### Exercise goal
Reproduce the records below in full and word for word, excluding pictures.

### Task inputs
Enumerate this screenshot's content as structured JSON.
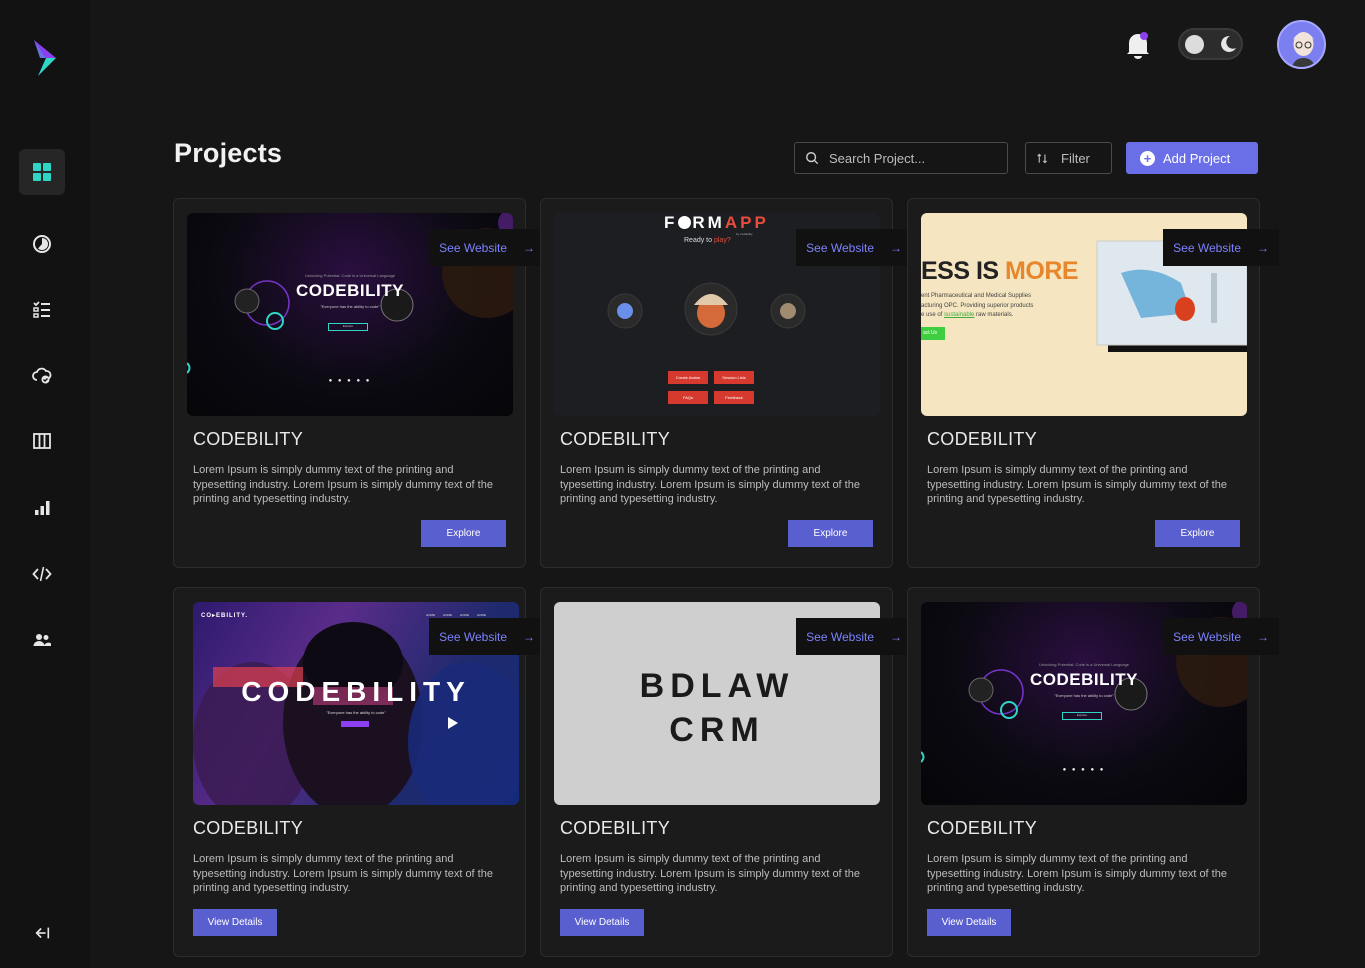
{
  "header": {
    "page_title": "Projects",
    "search_placeholder": "Search Project...",
    "filter_label": "Filter",
    "add_project_label": "Add Project"
  },
  "sidebar": {
    "items": [
      {
        "icon": "dashboard-icon",
        "active": true
      },
      {
        "icon": "pie-chart-icon"
      },
      {
        "icon": "task-list-icon"
      },
      {
        "icon": "cloud-check-icon"
      },
      {
        "icon": "columns-icon"
      },
      {
        "icon": "bar-chart-icon"
      },
      {
        "icon": "code-icon"
      },
      {
        "icon": "team-icon"
      }
    ],
    "collapse_icon": "collapse-icon"
  },
  "cards": [
    {
      "thumb": "CODEBILITY",
      "see_website": "See Website",
      "title": "CODEBILITY",
      "desc": "Lorem Ipsum is simply dummy text of the printing and typesetting industry. Lorem Ipsum is simply dummy text of the printing and typesetting industry.",
      "button": "Explore"
    },
    {
      "thumb": "FORMAPP",
      "see_website": "See Website",
      "title": "CODEBILITY",
      "desc": "Lorem Ipsum is simply dummy text of the printing and typesetting industry. Lorem Ipsum is simply dummy text of the printing and typesetting industry.",
      "button": "Explore"
    },
    {
      "thumb": "ESS IS MORE",
      "see_website": "See Website",
      "title": "CODEBILITY",
      "desc": "Lorem Ipsum is simply dummy text of the printing and typesetting industry. Lorem Ipsum is simply dummy text of the printing and typesetting industry.",
      "button": "Explore"
    },
    {
      "thumb": "CODEBILITY",
      "see_website": "See Website",
      "title": "CODEBILITY",
      "desc": "Lorem Ipsum is simply dummy text of the printing and typesetting industry. Lorem Ipsum is simply dummy text of the printing and typesetting industry.",
      "button": "View Details"
    },
    {
      "thumb": "BDLAW CRM",
      "see_website": "See Website",
      "title": "CODEBILITY",
      "desc": "Lorem Ipsum is simply dummy text of the printing and typesetting industry. Lorem Ipsum is simply dummy text of the printing and typesetting industry.",
      "button": "View Details"
    },
    {
      "thumb": "CODEBILITY",
      "see_website": "See Website",
      "title": "CODEBILITY",
      "desc": "Lorem Ipsum is simply dummy text of the printing and typesetting industry. Lorem Ipsum is simply dummy text of the printing and typesetting industry.",
      "button": "View Details"
    }
  ],
  "thumb_text": {
    "codebility_tagline": "Unlocking Potential: Code is a Universal Language",
    "codebility_quote": "\"Everyone has the ability to code\"",
    "codebility_cta": "Explore",
    "formapp_logo_a": "F",
    "formapp_logo_b": "RM",
    "formapp_logo_c": "APP",
    "formapp_sub": "by codebility",
    "formapp_ready": "Ready to",
    "formapp_play": "play?",
    "formapp_btn1": "Create Avatar",
    "formapp_btn2": "Session Lists",
    "formapp_btn3": "FAQs",
    "formapp_btn4": "Feedback",
    "lab_big_a": "ESS IS ",
    "lab_big_b": "MORE",
    "lab_line1": "ent Pharmaceutical and Medical Supplies",
    "lab_line2": "acturing OPC. Providing superior products",
    "lab_line3a": "e use of ",
    "lab_line3b": "sustainable",
    "lab_line3c": " raw materials.",
    "lab_cta": "act Us",
    "people_brand": "CO▸EBILITY.",
    "people_big": "CODEBILITY",
    "people_quote": "\"Everyone has the ability to code\"",
    "people_nav1": "HOME",
    "people_nav2": "HOME",
    "people_nav3": "HOME",
    "people_nav4": "HOME",
    "bdlaw_line1": "BDLAW",
    "bdlaw_line2": "CRM"
  },
  "colors": {
    "accent": "#6a6fe8",
    "button": "#5a5fd0",
    "link": "#7d82ff",
    "bg": "#161616",
    "card": "#1b1b1b"
  }
}
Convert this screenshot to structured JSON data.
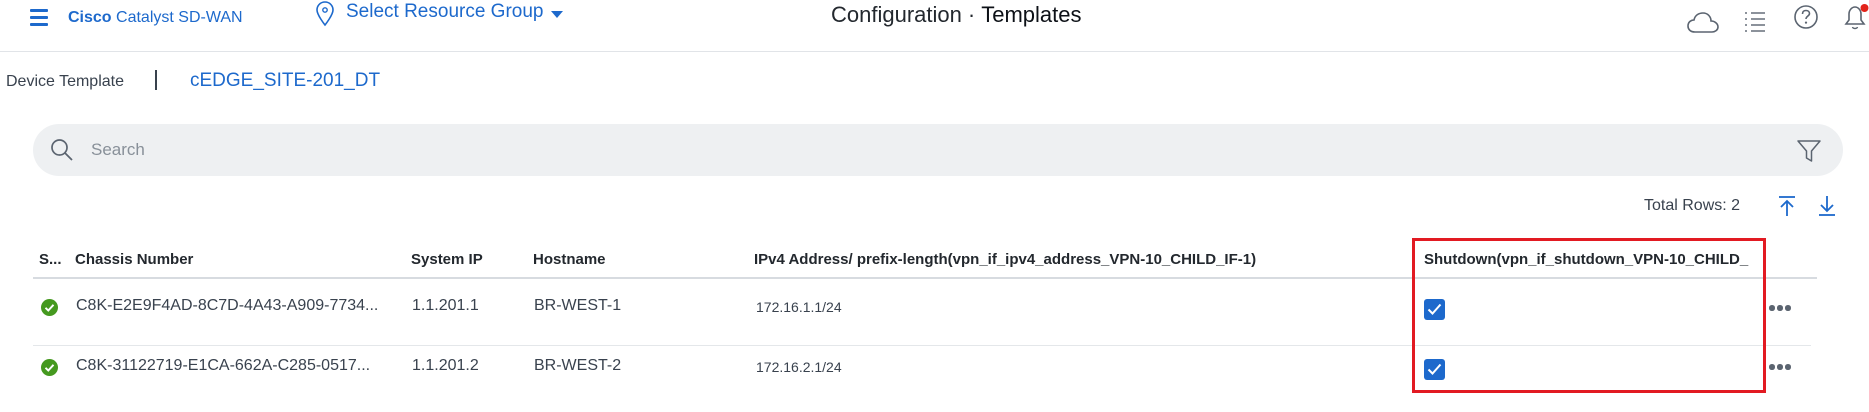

### Solution to this exercise
Enumerate this screenshot's content as structured JSON.
{
  "header": {
    "page_title": "Projects",
    "search_placeholder": "Search Project...",
    "filter_label": "Filter",
    "add_project_label": "Add Project"
  },
  "sidebar": {
    "items": [
      {
        "icon": "dashboard-icon",
        "active": true
      },
      {
        "icon": "pie-chart-icon"
      },
      {
        "icon": "task-list-icon"
      },
      {
        "icon": "cloud-check-icon"
      },
      {
        "icon": "columns-icon"
      },
      {
        "icon": "bar-chart-icon"
      },
      {
        "icon": "code-icon"
      },
      {
        "icon": "team-icon"
      }
    ],
    "collapse_icon": "collapse-icon"
  },
  "cards": [
    {
      "thumb": "CODEBILITY",
      "see_website": "See Website",
      "title": "CODEBILITY",
      "desc": "Lorem Ipsum is simply dummy text of the printing and typesetting industry. Lorem Ipsum is simply dummy text of the printing and typesetting industry.",
      "button": "Explore"
    },
    {
      "thumb": "FORMAPP",
      "see_website": "See Website",
      "title": "CODEBILITY",
      "desc": "Lorem Ipsum is simply dummy text of the printing and typesetting industry. Lorem Ipsum is simply dummy text of the printing and typesetting industry.",
      "button": "Explore"
    },
    {
      "thumb": "ESS IS MORE",
      "see_website": "See Website",
      "title": "CODEBILITY",
      "desc": "Lorem Ipsum is simply dummy text of the printing and typesetting industry. Lorem Ipsum is simply dummy text of the printing and typesetting industry.",
      "button": "Explore"
    },
    {
      "thumb": "CODEBILITY",
      "see_website": "See Website",
      "title": "CODEBILITY",
      "desc": "Lorem Ipsum is simply dummy text of the printing and typesetting industry. Lorem Ipsum is simply dummy text of the printing and typesetting industry.",
      "button": "View Details"
    },
    {
      "thumb": "BDLAW CRM",
      "see_website": "See Website",
      "title": "CODEBILITY",
      "desc": "Lorem Ipsum is simply dummy text of the printing and typesetting industry. Lorem Ipsum is simply dummy text of the printing and typesetting industry.",
      "button": "View Details"
    },
    {
      "thumb": "CODEBILITY",
      "see_website": "See Website",
      "title": "CODEBILITY",
      "desc": "Lorem Ipsum is simply dummy text of the printing and typesetting industry. Lorem Ipsum is simply dummy text of the printing and typesetting industry.",
      "button": "View Details"
    }
  ],
  "thumb_text": {
    "codebility_tagline": "Unlocking Potential: Code is a Universal Language",
    "codebility_quote": "\"Everyone has the ability to code\"",
    "codebility_cta": "Explore",
    "formapp_logo_a": "F",
    "formapp_logo_b": "RM",
    "formapp_logo_c": "APP",
    "formapp_sub": "by codebility",
    "formapp_ready": "Ready to",
    "formapp_play": "play?",
    "formapp_btn1": "Create Avatar",
    "formapp_btn2": "Session Lists",
    "formapp_btn3": "FAQs",
    "formapp_btn4": "Feedback",
    "lab_big_a": "ESS IS ",
    "lab_big_b": "MORE",
    "lab_line1": "ent Pharmaceutical and Medical Supplies",
    "lab_line2": "acturing OPC. Providing superior products",
    "lab_line3a": "e use of ",
    "lab_line3b": "sustainable",
    "lab_line3c": " raw materials.",
    "lab_cta": "act Us",
    "people_brand": "CO▸EBILITY.",
    "people_big": "CODEBILITY",
    "people_quote": "\"Everyone has the ability to code\"",
    "people_nav1": "HOME",
    "people_nav2": "HOME",
    "people_nav3": "HOME",
    "people_nav4": "HOME",
    "bdlaw_line1": "BDLAW",
    "bdlaw_line2": "CRM"
  },
  "colors": {
    "accent": "#6a6fe8",
    "button": "#5a5fd0",
    "link": "#7d82ff",
    "bg": "#161616",
    "card": "#1b1b1b"
  }
}
Convert this screenshot to structured JSON data.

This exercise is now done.